* _TASKS AND EXERCISES_
**A.** From the zero-width steganography page, write out the passage from "Check it out" to "by Python/JS runtimes)".
**B.** Answer these questions from the zero-width steganography page:
(i) What is the maximum length of a message?
(ii) Which character and code point represent nibble 0x9?
(iii) Which two code points does the tool avoid?

* _SELECTED EXTRACT_
· · ·

Zero-Width Steganography

Hide secret messages in plain text using invisible Unicode characters.

Available as a C command-line tool and a browser-based web UI — both are fully cross-compatible (encode with one, decode with the other).

Check it out live: https://hamkee.net/stegano/

Features

16-symbol invisible alphabet — 4 bits per insertion (vs 1-bit in naive approaches)
Word-boundary-only placement — symbols inserted after whitespace, not per-character
PRNG-scattered encoding — data nibbles are shuffled across positions via xorshift64 + Fisher-Yates
Uniform filler — every boundary gets a symbol (data or random), eliminating pattern edges
Passphrase support — optional passphrase seeds the PRNG scatter (no encryption, pure steganography)
Length-prefixed messages — up to 255 bytes, self-delimiting
Channel survival — avoids U+2028/U+2029 (treated as whitespace by Python/JS runtimes)
Input normalization — CRLF to LF + trailing whitespace strip for cross-platform robustness
Strip command — remove all hidden symbols to recover the original carrier
Capacity check — see how many bytes a carrier can hold before encoding
100% client-side web UI — your data never leaves your browser

How It Works

The tool uses 16 invisible Unicode characters (all Category Cf — Format):

Nibble	Character	Code Point
0x0	Zero Width Space	`U+200B`
0x1	Zero Width Non-Joiner	`U+200C`
0x2	Zero Width Joiner	`U+200D`
0x3	Left-to-Right Mark	`U+200E`
0x4	Right-to-Left Mark	`U+200F`
0x5	LTR Embedding	`U+202A`
0x6	RTL Embedding	`U+202B`
0x7	Pop Directional Format	`U+202C`
0x8	LTR Override	`U+202D`
0x9	Word Joiner	`U+2060`
0xA	Function Application	`U+2061`
0xB	Invisible Times	`U+2062`
0xC	Invisible Separator	`U+2063`
0xD	Invisible Plus	`U+2064`
0xE	Left-to-Right Isolate	`U+2066`
0xF	Right-to-Left Isolate	`U+2067`

Each byte of the secret message is split into two nibbles (4 bits each), and each nibble maps to one symbol. A 1-byte length prefix is prepended, so the decoder knows how many bytes to read.

· · ·

* _DATA_
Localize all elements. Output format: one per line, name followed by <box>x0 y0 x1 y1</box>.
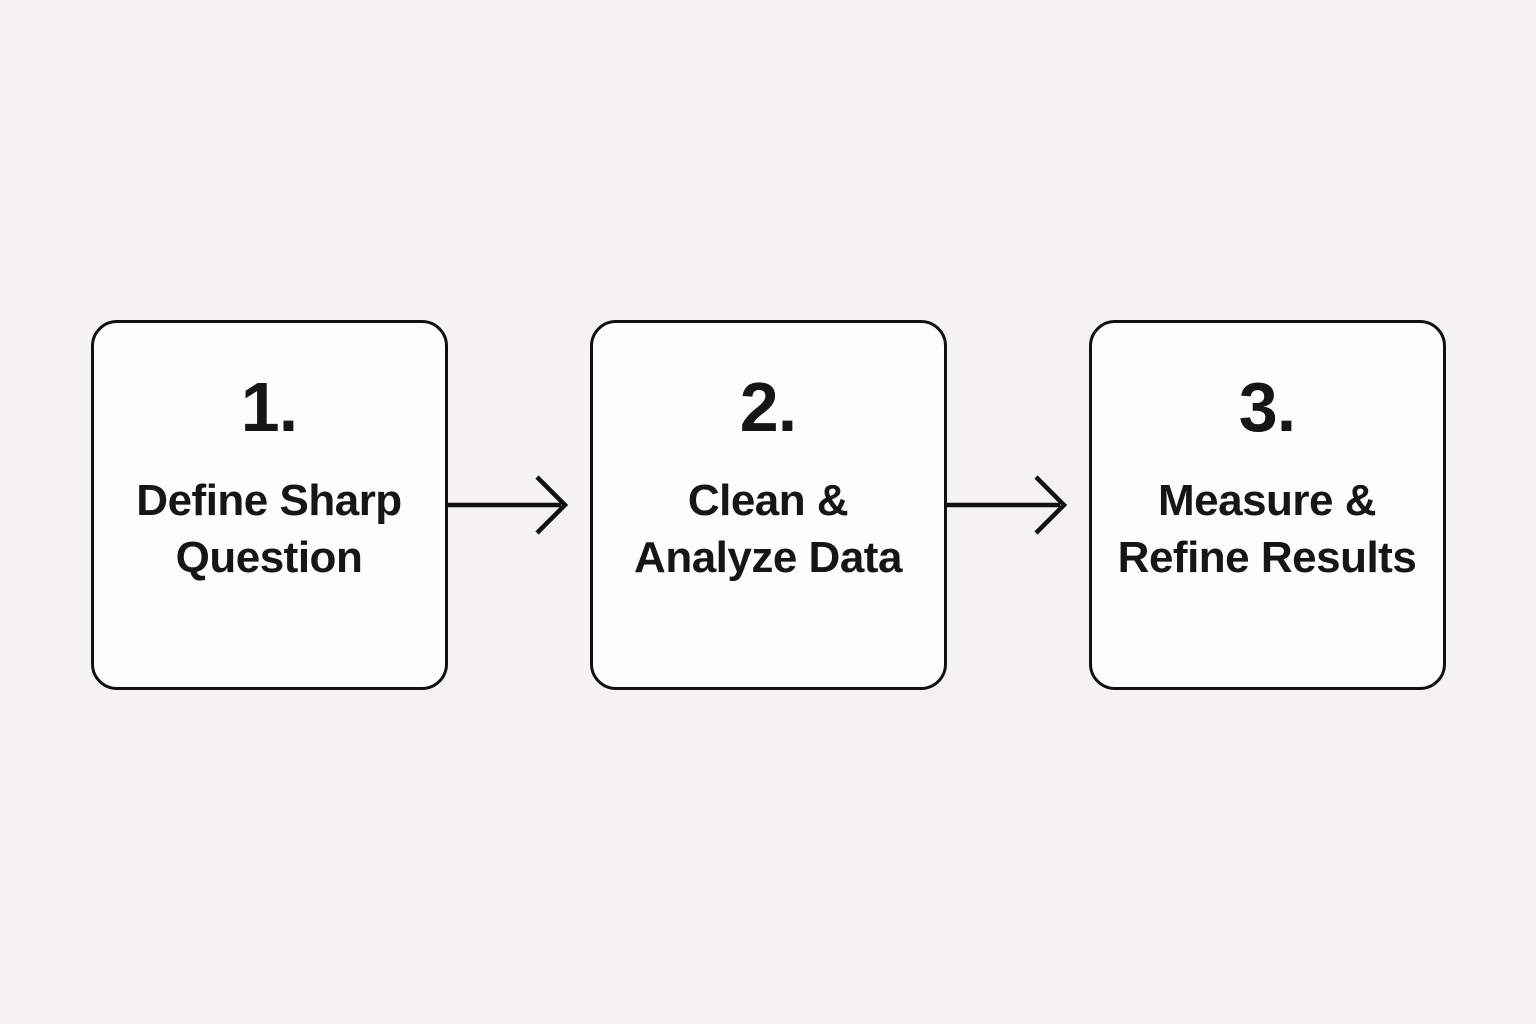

· · ·

* _SOLUTIONS_
**A.**
Check it out live: https://hamkee.net/stegano/

Features

16-symbol invisible alphabet — 4 bits per insertion (vs 1-bit in naive approaches)
Word-boundary-only placement — symbols inserted after whitespace, not per-character
PRNG-scattered encoding — data nibbles are shuffled across positions via xorshift64 + Fisher-Yates
Uniform filler — every boundary gets a symbol (data or random), eliminating pattern edges
Passphrase support — optional passphrase seeds the PRNG scatter (no encryption, pure steganography)
Length-prefixed messages — up to 255 bytes, self-delimiting
Channel survival — avoids U+2028/U+2029 (treated as whitespace by Python/JS runtimes)

**B.**
(i) Up to 255 bytes.
(ii) Word Joiner, U+2060.
(iii) U+2028 and U+2029.